Extracted data

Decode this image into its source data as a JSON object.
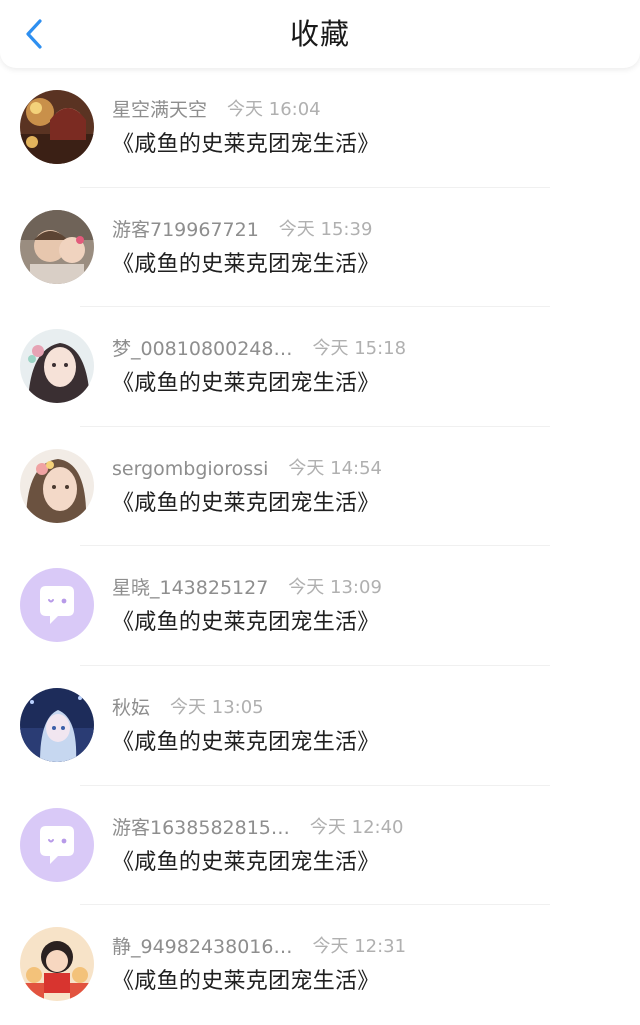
{
  "header": {
    "title": "收藏",
    "accent_color": "#2e8ff0"
  },
  "items": [
    {
      "user": "星空满天空",
      "time": "今天 16:04",
      "book": "《咸鱼的史莱克团宠生活》",
      "avatar": "photo-avatar"
    },
    {
      "user": "游客719967721",
      "time": "今天 15:39",
      "book": "《咸鱼的史莱克团宠生活》",
      "avatar": "photo-avatar"
    },
    {
      "user": "梦_00810800248…",
      "time": "今天 15:18",
      "book": "《咸鱼的史莱克团宠生活》",
      "avatar": "photo-avatar"
    },
    {
      "user": "sergombgiorossi",
      "time": "今天 14:54",
      "book": "《咸鱼的史莱克团宠生活》",
      "avatar": "photo-avatar"
    },
    {
      "user": "星晓_143825127",
      "time": "今天 13:09",
      "book": "《咸鱼的史莱克团宠生活》",
      "avatar": "default-chat-avatar"
    },
    {
      "user": "秋妘",
      "time": "今天 13:05",
      "book": "《咸鱼的史莱克团宠生活》",
      "avatar": "photo-avatar"
    },
    {
      "user": "游客1638582815…",
      "time": "今天 12:40",
      "book": "《咸鱼的史莱克团宠生活》",
      "avatar": "default-chat-avatar"
    },
    {
      "user": "静_94982438016…",
      "time": "今天 12:31",
      "book": "《咸鱼的史莱克团宠生活》",
      "avatar": "photo-avatar"
    }
  ],
  "colors": {
    "default_avatar_bg": "#d9c9f7"
  }
}
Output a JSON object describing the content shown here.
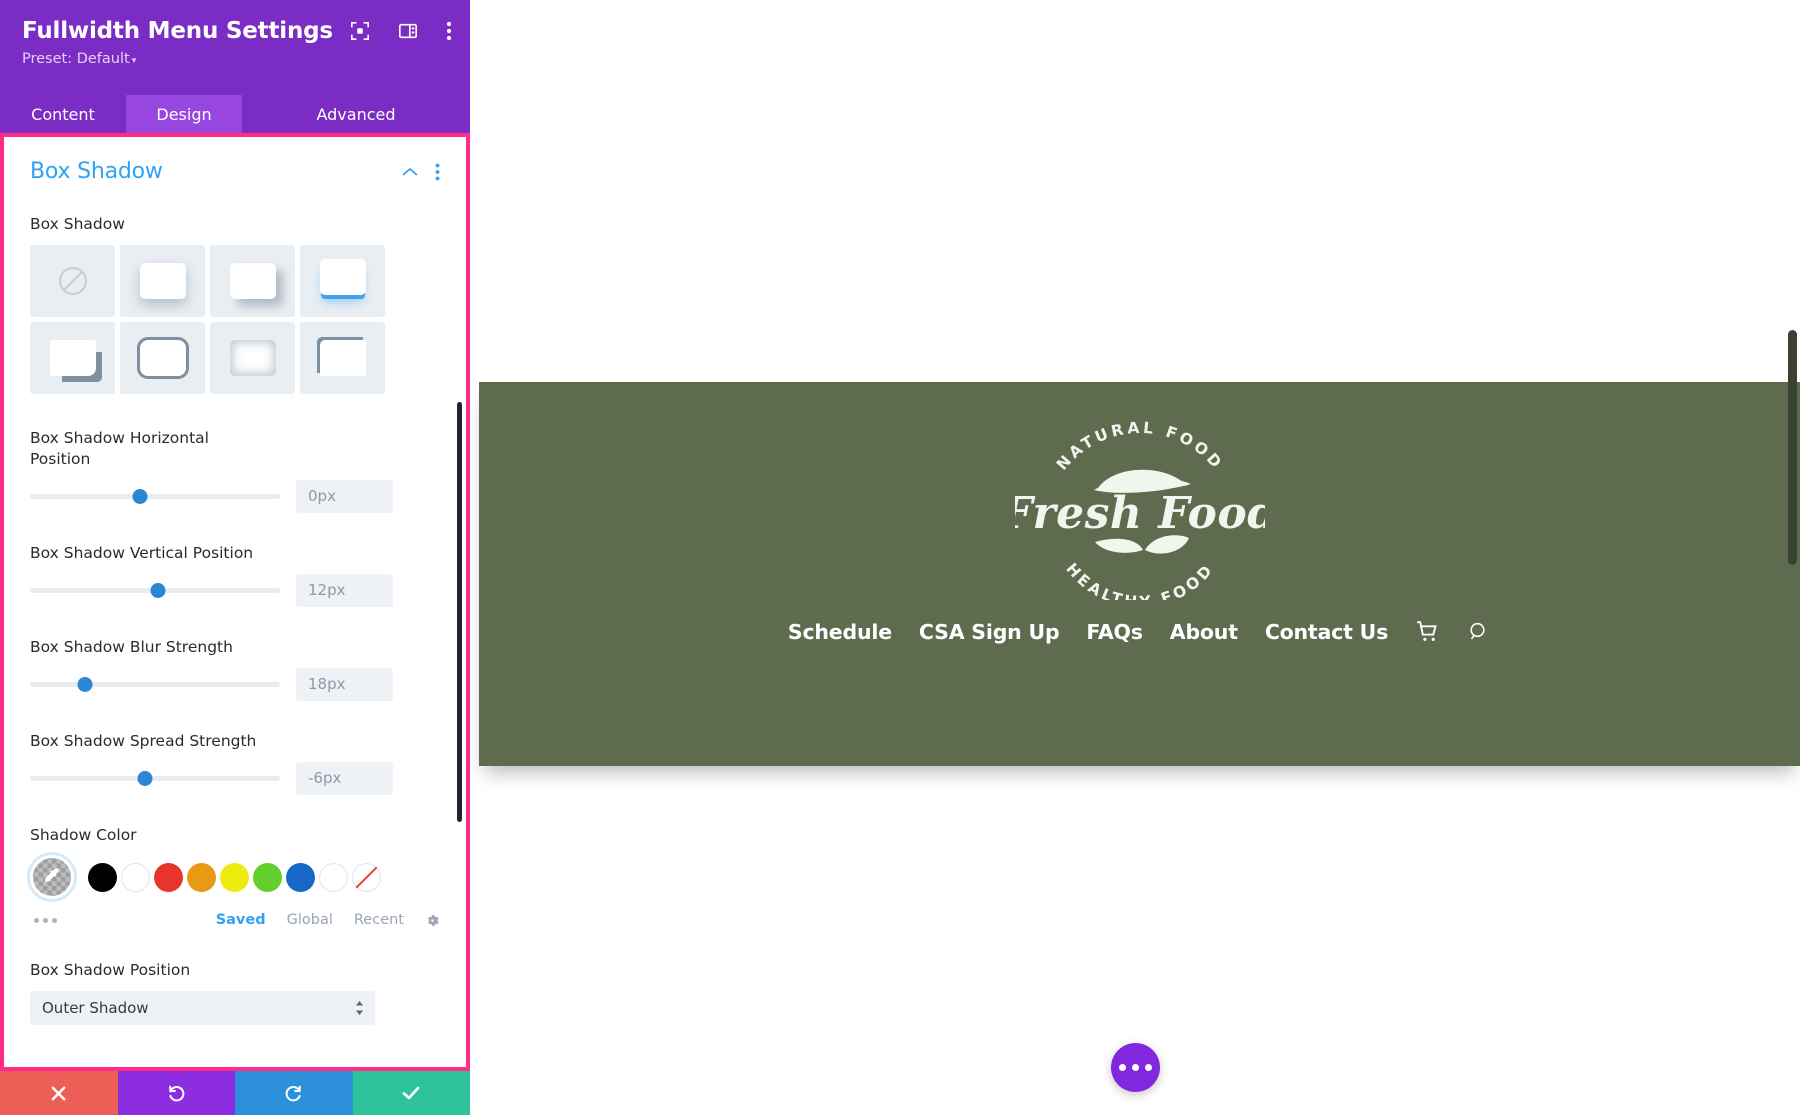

What to produce
Would you set down the listing exactly, omitting pictures?

Task result
Decode this image into its source data as a JSON object.
{
  "header": {
    "title": "收藏",
    "accent_color": "#2e8ff0"
  },
  "items": [
    {
      "user": "星空满天空",
      "time": "今天 16:04",
      "book": "《咸鱼的史莱克团宠生活》",
      "avatar": "photo-avatar"
    },
    {
      "user": "游客719967721",
      "time": "今天 15:39",
      "book": "《咸鱼的史莱克团宠生活》",
      "avatar": "photo-avatar"
    },
    {
      "user": "梦_00810800248…",
      "time": "今天 15:18",
      "book": "《咸鱼的史莱克团宠生活》",
      "avatar": "photo-avatar"
    },
    {
      "user": "sergombgiorossi",
      "time": "今天 14:54",
      "book": "《咸鱼的史莱克团宠生活》",
      "avatar": "photo-avatar"
    },
    {
      "user": "星晓_143825127",
      "time": "今天 13:09",
      "book": "《咸鱼的史莱克团宠生活》",
      "avatar": "default-chat-avatar"
    },
    {
      "user": "秋妘",
      "time": "今天 13:05",
      "book": "《咸鱼的史莱克团宠生活》",
      "avatar": "photo-avatar"
    },
    {
      "user": "游客1638582815…",
      "time": "今天 12:40",
      "book": "《咸鱼的史莱克团宠生活》",
      "avatar": "default-chat-avatar"
    },
    {
      "user": "静_94982438016…",
      "time": "今天 12:31",
      "book": "《咸鱼的史莱克团宠生活》",
      "avatar": "photo-avatar"
    }
  ],
  "colors": {
    "default_avatar_bg": "#d9c9f7"
  }
}
Output a JSON object describing the content shown here.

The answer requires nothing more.